====== Provided data ======

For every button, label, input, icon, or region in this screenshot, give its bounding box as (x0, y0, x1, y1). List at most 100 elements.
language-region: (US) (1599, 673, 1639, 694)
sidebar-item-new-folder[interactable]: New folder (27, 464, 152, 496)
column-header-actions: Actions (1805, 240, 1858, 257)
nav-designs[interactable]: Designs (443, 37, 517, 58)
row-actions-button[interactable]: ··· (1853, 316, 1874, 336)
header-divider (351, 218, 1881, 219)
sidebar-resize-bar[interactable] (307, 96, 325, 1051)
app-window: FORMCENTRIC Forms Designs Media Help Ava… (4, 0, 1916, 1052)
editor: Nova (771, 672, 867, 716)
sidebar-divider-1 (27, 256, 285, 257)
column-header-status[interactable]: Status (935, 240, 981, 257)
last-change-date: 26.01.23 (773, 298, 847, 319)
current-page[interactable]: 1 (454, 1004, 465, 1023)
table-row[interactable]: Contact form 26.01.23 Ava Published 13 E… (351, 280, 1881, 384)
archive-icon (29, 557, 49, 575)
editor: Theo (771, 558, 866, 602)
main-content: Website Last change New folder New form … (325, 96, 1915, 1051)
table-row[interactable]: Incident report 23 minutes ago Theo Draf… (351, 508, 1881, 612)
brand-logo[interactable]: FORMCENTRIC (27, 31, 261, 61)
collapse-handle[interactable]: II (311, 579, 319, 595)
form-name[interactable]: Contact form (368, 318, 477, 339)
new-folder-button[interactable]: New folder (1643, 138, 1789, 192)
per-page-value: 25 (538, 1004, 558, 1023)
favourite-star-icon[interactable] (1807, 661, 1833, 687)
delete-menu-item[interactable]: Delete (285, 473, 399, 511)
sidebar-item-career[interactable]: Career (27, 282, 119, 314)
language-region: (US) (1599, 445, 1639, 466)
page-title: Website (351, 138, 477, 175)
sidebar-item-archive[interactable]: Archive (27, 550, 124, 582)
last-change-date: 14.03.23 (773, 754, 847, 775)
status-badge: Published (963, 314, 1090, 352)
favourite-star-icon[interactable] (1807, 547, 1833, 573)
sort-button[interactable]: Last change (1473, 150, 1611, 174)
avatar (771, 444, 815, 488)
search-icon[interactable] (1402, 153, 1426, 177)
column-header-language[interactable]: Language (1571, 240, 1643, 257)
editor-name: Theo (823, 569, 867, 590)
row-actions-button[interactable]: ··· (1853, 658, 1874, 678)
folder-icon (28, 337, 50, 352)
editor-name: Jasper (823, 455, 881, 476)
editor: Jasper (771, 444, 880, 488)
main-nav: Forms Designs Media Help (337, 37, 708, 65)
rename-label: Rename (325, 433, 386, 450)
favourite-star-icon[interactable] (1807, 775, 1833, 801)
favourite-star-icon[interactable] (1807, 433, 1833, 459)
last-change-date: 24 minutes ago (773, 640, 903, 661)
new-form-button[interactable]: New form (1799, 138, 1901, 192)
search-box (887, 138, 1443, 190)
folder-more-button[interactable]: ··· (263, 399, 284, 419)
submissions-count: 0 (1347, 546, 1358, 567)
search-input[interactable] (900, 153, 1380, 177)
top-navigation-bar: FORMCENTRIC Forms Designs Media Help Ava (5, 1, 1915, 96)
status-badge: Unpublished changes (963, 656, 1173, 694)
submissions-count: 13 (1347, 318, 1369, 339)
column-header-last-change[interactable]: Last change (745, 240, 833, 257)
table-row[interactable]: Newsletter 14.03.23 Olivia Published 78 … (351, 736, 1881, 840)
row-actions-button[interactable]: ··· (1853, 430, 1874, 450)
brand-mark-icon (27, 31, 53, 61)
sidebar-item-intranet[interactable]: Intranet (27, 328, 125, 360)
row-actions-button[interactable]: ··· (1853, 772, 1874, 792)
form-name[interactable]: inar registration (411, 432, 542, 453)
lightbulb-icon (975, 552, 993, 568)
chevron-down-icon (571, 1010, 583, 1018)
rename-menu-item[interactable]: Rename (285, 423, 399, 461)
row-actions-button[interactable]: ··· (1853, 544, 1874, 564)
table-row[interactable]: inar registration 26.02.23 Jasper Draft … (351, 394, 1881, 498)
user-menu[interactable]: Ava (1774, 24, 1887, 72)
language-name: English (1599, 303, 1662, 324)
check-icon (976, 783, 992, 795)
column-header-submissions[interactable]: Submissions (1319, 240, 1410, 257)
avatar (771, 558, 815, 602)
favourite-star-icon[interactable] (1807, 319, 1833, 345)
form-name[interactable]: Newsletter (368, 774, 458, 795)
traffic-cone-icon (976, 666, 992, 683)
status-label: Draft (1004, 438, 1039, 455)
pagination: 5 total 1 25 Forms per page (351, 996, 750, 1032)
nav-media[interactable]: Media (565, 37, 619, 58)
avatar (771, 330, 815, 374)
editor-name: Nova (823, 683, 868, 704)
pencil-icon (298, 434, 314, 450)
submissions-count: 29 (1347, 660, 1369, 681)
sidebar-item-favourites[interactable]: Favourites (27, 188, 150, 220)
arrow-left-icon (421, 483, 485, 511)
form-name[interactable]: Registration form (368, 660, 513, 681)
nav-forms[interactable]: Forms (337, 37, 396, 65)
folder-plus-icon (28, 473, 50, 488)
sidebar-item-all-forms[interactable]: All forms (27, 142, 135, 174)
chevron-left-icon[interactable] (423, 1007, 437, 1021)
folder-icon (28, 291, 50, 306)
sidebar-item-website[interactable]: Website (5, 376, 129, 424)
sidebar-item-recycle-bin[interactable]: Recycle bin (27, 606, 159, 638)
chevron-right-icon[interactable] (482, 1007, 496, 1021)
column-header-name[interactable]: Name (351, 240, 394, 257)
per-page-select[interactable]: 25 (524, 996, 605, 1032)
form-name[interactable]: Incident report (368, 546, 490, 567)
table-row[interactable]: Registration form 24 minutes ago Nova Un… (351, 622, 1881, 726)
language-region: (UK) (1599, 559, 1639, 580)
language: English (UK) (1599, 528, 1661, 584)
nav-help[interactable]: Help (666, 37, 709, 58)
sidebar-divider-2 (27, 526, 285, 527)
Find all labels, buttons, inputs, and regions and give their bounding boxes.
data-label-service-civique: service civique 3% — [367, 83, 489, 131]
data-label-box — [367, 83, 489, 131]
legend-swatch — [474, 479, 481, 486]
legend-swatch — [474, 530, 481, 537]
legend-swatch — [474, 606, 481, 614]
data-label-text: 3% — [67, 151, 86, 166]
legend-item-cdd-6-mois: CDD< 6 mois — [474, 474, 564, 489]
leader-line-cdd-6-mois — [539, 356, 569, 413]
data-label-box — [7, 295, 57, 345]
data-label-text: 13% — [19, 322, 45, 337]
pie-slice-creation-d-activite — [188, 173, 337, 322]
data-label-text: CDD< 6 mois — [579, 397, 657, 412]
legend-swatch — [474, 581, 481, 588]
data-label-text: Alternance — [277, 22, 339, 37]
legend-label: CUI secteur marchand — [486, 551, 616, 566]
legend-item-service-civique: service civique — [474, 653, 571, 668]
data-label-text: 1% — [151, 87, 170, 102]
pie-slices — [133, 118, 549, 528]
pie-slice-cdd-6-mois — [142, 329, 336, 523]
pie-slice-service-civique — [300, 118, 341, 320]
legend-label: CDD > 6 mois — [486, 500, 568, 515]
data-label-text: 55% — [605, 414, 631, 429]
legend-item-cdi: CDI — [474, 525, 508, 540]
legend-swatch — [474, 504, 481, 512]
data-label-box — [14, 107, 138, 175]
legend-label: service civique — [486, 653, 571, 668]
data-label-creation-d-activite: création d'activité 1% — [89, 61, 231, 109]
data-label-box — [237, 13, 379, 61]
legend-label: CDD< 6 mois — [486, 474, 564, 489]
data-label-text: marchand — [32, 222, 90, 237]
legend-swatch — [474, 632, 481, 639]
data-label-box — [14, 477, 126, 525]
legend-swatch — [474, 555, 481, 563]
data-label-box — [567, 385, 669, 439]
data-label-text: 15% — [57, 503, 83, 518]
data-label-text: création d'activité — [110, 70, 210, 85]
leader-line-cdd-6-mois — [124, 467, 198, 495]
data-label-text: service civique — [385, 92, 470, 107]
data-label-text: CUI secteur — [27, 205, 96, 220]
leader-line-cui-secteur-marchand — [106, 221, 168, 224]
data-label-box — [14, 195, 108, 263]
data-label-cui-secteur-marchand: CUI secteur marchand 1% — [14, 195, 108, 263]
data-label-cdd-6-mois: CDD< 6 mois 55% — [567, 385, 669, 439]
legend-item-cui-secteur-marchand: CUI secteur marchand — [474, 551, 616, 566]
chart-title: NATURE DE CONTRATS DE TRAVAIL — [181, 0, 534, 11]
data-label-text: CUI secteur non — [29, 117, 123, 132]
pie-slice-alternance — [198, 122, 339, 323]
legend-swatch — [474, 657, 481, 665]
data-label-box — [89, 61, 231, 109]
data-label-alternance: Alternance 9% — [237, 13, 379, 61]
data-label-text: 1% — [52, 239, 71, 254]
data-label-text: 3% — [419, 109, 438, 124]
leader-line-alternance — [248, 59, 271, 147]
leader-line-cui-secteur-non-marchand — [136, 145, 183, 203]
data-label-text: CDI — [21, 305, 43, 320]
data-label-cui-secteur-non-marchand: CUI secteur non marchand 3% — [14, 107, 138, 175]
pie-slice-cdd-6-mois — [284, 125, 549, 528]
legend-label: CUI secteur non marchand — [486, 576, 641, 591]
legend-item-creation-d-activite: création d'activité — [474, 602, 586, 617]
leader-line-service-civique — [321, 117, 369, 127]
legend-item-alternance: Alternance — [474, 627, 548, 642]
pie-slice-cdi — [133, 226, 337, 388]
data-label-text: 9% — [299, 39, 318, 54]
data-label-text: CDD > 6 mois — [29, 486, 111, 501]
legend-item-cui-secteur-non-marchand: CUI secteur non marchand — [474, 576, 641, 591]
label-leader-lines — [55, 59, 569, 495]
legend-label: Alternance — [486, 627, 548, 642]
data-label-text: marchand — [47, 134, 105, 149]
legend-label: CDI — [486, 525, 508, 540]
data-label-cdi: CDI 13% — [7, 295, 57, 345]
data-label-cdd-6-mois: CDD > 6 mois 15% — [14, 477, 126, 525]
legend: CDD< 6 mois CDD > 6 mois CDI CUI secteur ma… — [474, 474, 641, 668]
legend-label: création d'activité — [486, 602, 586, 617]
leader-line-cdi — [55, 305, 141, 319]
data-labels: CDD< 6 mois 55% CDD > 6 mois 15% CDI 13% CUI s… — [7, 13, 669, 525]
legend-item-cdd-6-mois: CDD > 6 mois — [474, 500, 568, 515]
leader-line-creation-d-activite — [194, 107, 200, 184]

======

Copy out word for word the rows, starting at the first and ending at the row that contains "table-row[interactable]: Incident report", with both ends included.

For every button, label, input, icon, or region in this screenshot, give its bounding box as (x0, y0, x1, y1). List at most 100 elements.
language-region: (US) (1599, 673, 1639, 694)
sidebar-item-new-folder[interactable]: New folder (27, 464, 152, 496)
column-header-actions: Actions (1805, 240, 1858, 257)
nav-designs[interactable]: Designs (443, 37, 517, 58)
row-actions-button[interactable]: ··· (1853, 316, 1874, 336)
header-divider (351, 218, 1881, 219)
sidebar-resize-bar[interactable] (307, 96, 325, 1051)
app-window: FORMCENTRIC Forms Designs Media Help Ava… (4, 0, 1916, 1052)
editor: Nova (771, 672, 867, 716)
sidebar-divider-1 (27, 256, 285, 257)
column-header-status[interactable]: Status (935, 240, 981, 257)
last-change-date: 26.01.23 (773, 298, 847, 319)
current-page[interactable]: 1 (454, 1004, 465, 1023)
table-row[interactable]: Contact form 26.01.23 Ava Published 13 E… (351, 280, 1881, 384)
archive-icon (29, 557, 49, 575)
editor: Theo (771, 558, 866, 602)
main-content: Website Last change New folder New form … (325, 96, 1915, 1051)
table-row[interactable]: Incident report 23 minutes ago Theo Draf… (351, 508, 1881, 612)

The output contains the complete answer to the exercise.